Prompt: Keep only the lines that hold the string "label", filtering out the rest of the entries below.

Extracted material:
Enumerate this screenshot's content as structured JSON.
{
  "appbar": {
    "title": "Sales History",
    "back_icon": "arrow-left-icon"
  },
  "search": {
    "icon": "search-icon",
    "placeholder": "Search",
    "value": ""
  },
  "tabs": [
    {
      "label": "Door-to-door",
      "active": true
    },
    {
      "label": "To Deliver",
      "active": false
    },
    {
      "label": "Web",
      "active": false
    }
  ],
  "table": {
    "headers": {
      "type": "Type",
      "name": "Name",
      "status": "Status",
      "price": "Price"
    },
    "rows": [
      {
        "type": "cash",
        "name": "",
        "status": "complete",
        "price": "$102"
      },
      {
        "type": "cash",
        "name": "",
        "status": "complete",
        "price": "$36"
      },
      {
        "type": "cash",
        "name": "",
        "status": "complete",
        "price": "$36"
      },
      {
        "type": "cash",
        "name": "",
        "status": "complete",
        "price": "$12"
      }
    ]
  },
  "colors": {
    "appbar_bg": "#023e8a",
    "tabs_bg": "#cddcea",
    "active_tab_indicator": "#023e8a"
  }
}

The result:
      "label": "Door-to-door",
      "label": "To Deliver",
      "label": "Web",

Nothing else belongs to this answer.